Short task.
Copy every line of the records below that holds the word "Mandatory".

** Start Data supplied **

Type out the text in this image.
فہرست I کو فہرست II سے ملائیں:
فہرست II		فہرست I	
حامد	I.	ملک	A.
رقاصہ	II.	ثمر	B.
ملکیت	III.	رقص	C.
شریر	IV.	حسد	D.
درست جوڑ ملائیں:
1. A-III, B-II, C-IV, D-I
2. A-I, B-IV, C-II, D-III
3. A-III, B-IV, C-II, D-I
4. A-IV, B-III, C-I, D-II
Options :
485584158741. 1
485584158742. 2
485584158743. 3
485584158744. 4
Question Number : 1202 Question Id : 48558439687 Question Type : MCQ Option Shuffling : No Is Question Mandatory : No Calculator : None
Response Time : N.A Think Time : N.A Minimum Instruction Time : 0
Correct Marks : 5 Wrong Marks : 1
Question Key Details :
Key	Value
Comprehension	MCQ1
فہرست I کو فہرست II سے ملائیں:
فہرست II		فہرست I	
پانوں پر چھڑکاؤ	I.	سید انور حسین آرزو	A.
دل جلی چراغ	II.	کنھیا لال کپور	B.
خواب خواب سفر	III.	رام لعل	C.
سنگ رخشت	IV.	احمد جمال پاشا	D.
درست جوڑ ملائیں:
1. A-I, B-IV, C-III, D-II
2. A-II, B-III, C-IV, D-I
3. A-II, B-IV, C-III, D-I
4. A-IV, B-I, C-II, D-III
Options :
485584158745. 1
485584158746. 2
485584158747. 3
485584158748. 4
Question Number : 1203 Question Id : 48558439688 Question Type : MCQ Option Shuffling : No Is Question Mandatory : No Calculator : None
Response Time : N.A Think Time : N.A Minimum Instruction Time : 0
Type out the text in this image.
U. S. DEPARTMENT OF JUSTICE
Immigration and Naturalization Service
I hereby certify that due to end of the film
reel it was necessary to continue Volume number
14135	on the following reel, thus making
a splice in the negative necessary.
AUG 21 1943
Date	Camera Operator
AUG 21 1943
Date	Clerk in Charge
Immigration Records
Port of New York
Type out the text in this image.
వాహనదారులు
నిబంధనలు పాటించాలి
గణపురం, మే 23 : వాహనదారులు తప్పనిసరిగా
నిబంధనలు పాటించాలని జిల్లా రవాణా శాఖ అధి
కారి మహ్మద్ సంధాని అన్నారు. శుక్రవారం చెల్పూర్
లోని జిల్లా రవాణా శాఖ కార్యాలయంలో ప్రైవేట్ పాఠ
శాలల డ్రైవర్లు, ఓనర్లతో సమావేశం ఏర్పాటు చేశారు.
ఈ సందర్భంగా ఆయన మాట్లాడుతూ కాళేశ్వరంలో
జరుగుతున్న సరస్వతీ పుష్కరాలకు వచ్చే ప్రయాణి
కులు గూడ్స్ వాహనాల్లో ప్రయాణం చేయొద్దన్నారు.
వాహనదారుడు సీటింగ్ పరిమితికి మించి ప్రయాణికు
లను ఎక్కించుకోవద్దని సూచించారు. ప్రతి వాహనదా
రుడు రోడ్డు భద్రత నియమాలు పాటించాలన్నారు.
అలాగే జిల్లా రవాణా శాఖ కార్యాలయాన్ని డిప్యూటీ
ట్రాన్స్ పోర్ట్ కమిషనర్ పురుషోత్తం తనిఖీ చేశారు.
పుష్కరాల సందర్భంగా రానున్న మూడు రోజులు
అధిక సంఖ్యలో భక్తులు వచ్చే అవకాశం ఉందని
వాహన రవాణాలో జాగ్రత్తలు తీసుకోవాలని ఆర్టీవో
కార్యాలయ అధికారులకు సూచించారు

** End Data supplied **

Reply.
Question Number : 1202 Question Id : 48558439687 Question Type : MCQ Option Shuffling : No Is Question Mandatory : No Calculator : None
Question Number : 1203 Question Id : 48558439688 Question Type : MCQ Option Shuffling : No Is Question Mandatory : No Calculator : None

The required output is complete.